TASK DETAILS:
Everything in the listing should be restated word for word.

SOURCE MATERIAL:
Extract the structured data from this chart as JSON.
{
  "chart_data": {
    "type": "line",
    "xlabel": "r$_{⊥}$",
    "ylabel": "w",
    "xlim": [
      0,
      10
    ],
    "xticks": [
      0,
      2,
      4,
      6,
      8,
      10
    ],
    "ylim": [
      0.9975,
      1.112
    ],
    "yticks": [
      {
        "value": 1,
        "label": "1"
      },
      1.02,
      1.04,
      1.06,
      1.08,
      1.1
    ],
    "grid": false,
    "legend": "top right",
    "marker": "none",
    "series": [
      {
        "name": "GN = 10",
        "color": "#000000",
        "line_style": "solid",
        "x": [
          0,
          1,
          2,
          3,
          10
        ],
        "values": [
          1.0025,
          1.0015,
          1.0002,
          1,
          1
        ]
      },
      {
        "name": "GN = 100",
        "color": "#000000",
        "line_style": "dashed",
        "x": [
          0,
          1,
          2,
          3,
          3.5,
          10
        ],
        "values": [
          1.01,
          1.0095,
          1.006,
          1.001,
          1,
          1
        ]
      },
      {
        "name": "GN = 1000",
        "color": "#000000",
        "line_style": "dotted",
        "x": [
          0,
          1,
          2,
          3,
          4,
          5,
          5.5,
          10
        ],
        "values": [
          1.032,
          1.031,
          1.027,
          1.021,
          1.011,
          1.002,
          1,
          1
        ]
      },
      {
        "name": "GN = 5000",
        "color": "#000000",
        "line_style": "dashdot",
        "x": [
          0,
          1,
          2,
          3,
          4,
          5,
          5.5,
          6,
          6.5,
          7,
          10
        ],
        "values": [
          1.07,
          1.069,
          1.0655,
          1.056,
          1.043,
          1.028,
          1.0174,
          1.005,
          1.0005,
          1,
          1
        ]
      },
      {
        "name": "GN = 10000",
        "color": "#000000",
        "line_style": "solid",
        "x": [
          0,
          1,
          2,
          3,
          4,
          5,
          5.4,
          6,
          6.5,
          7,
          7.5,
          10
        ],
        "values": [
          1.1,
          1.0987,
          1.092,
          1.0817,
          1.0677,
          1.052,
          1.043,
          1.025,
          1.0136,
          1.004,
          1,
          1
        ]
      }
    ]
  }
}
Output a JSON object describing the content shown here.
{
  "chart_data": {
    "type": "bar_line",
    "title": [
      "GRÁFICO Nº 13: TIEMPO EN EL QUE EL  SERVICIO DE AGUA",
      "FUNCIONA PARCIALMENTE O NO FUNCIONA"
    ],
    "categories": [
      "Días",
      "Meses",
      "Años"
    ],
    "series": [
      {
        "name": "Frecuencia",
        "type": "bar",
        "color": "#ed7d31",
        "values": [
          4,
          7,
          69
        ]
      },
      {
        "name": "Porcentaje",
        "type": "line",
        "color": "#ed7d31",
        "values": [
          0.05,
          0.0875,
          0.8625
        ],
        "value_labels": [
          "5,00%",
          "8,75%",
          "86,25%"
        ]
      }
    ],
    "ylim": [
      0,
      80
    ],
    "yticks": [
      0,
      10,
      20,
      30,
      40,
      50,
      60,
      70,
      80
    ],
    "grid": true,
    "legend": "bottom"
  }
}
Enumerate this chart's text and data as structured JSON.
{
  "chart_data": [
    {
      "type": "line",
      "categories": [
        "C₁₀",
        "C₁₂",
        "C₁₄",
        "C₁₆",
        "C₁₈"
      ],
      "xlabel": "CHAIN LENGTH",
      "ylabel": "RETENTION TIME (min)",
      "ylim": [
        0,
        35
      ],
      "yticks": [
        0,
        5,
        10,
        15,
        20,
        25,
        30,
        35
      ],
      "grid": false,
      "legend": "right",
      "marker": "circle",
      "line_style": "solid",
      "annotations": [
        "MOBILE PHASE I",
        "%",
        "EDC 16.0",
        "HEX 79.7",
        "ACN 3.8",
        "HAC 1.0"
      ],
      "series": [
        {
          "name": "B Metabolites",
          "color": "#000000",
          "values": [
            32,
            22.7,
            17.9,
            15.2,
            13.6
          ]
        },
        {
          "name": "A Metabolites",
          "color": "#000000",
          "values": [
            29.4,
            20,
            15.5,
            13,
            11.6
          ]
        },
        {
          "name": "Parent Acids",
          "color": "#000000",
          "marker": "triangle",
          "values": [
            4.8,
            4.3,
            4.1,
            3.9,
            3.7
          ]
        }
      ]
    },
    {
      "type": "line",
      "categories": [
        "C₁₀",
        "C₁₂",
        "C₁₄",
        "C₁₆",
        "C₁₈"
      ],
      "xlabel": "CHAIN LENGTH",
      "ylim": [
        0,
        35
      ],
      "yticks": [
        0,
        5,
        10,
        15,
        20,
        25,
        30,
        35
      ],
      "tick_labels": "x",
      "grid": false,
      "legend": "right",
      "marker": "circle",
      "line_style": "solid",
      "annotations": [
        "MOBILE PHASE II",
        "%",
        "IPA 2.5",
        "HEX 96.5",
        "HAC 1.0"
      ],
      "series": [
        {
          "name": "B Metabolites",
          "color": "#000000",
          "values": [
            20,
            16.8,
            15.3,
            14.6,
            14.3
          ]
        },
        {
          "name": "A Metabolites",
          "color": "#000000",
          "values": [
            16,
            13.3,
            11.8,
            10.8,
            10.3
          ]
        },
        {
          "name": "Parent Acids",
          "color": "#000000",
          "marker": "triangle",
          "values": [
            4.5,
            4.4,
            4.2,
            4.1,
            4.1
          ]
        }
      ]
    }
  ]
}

TASK ANSWER:
Extract the structured data from this chart as JSON.
{
  "chart_data": {
    "type": "line",
    "xlabel": "r$_{⊥}$",
    "ylabel": "w",
    "xlim": [
      0,
      10
    ],
    "xticks": [
      0,
      2,
      4,
      6,
      8,
      10
    ],
    "ylim": [
      0.9975,
      1.112
    ],
    "yticks": [
      {
        "value": 1,
        "label": "1"
      },
      1.02,
      1.04,
      1.06,
      1.08,
      1.1
    ],
    "grid": false,
    "legend": "top right",
    "marker": "none",
    "series": [
      {
        "name": "GN = 10",
        "color": "#000000",
        "line_style": "solid",
        "x": [
          0,
          1,
          2,
          3,
          10
        ],
        "values": [
          1.0025,
          1.0015,
          1.0002,
          1,
          1
        ]
      },
      {
        "name": "GN = 100",
        "color": "#000000",
        "line_style": "dashed",
        "x": [
          0,
          1,
          2,
          3,
          3.5,
          10
        ],
        "values": [
          1.01,
          1.0095,
          1.006,
          1.001,
          1,
          1
        ]
      },
      {
        "name": "GN = 1000",
        "color": "#000000",
        "line_style": "dotted",
        "x": [
          0,
          1,
          2,
          3,
          4,
          5,
          5.5,
          10
        ],
        "values": [
          1.032,
          1.031,
          1.027,
          1.021,
          1.011,
          1.002,
          1,
          1
        ]
      },
      {
        "name": "GN = 5000",
        "color": "#000000",
        "line_style": "dashdot",
        "x": [
          0,
          1,
          2,
          3,
          4,
          5,
          5.5,
          6,
          6.5,
          7,
          10
        ],
        "values": [
          1.07,
          1.069,
          1.0655,
          1.056,
          1.043,
          1.028,
          1.0174,
          1.005,
          1.0005,
          1,
          1
        ]
      },
      {
        "name": "GN = 10000",
        "color": "#000000",
        "line_style": "solid",
        "x": [
          0,
          1,
          2,
          3,
          4,
          5,
          5.4,
          6,
          6.5,
          7,
          7.5,
          10
        ],
        "values": [
          1.1,
          1.0987,
          1.092,
          1.0817,
          1.0677,
          1.052,
          1.043,
          1.025,
          1.0136,
          1.004,
          1,
          1
        ]
      }
    ]
  }
}
Output a JSON object describing the content shown here.
{
  "chart_data": {
    "type": "bar_line",
    "title": [
      "GRÁFICO Nº 13: TIEMPO EN EL QUE EL  SERVICIO DE AGUA",
      "FUNCIONA PARCIALMENTE O NO FUNCIONA"
    ],
    "categories": [
      "Días",
      "Meses",
      "Años"
    ],
    "series": [
      {
        "name": "Frecuencia",
        "type": "bar",
        "color": "#ed7d31",
        "values": [
          4,
          7,
          69
        ]
      },
      {
        "name": "Porcentaje",
        "type": "line",
        "color": "#ed7d31",
        "values": [
          0.05,
          0.0875,
          0.8625
        ],
        "value_labels": [
          "5,00%",
          "8,75%",
          "86,25%"
        ]
      }
    ],
    "ylim": [
      0,
      80
    ],
    "yticks": [
      0,
      10,
      20,
      30,
      40,
      50,
      60,
      70,
      80
    ],
    "grid": true,
    "legend": "bottom"
  }
}
Enumerate this chart's text and data as structured JSON.
{
  "chart_data": [
    {
      "type": "line",
      "categories": [
        "C₁₀",
        "C₁₂",
        "C₁₄",
        "C₁₆",
        "C₁₈"
      ],
      "xlabel": "CHAIN LENGTH",
      "ylabel": "RETENTION TIME (min)",
      "ylim": [
        0,
        35
      ],
      "yticks": [
        0,
        5,
        10,
        15,
        20,
        25,
        30,
        35
      ],
      "grid": false,
      "legend": "right",
      "marker": "circle",
      "line_style": "solid",
      "annotations": [
        "MOBILE PHASE I",
        "%",
        "EDC 16.0",
        "HEX 79.7",
        "ACN 3.8",
        "HAC 1.0"
      ],
      "series": [
        {
          "name": "B Metabolites",
          "color": "#000000",
          "values": [
            32,
            22.7,
            17.9,
            15.2,
            13.6
          ]
        },
        {
          "name": "A Metabolites",
          "color": "#000000",
          "values": [
            29.4,
            20,
            15.5,
            13,
            11.6
          ]
        },
        {
          "name": "Parent Acids",
          "color": "#000000",
          "marker": "triangle",
          "values": [
            4.8,
            4.3,
            4.1,
            3.9,
            3.7
          ]
        }
      ]
    },
    {
      "type": "line",
      "categories": [
        "C₁₀",
        "C₁₂",
        "C₁₄",
        "C₁₆",
        "C₁₈"
      ],
      "xlabel": "CHAIN LENGTH",
      "ylim": [
        0,
        35
      ],
      "yticks": [
        0,
        5,
        10,
        15,
        20,
        25,
        30,
        35
      ],
      "tick_labels": "x",
      "grid": false,
      "legend": "right",
      "marker": "circle",
      "line_style": "solid",
      "annotations": [
        "MOBILE PHASE II",
        "%",
        "IPA 2.5",
        "HEX 96.5",
        "HAC 1.0"
      ],
      "series": [
        {
          "name": "B Metabolites",
          "color": "#000000",
          "values": [
            20,
            16.8,
            15.3,
            14.6,
            14.3
          ]
        },
        {
          "name": "A Metabolites",
          "color": "#000000",
          "values": [
            16,
            13.3,
            11.8,
            10.8,
            10.3
          ]
        },
        {
          "name": "Parent Acids",
          "color": "#000000",
          "marker": "triangle",
          "values": [
            4.5,
            4.4,
            4.2,
            4.1,
            4.1
          ]
        }
      ]
    }
  ]
}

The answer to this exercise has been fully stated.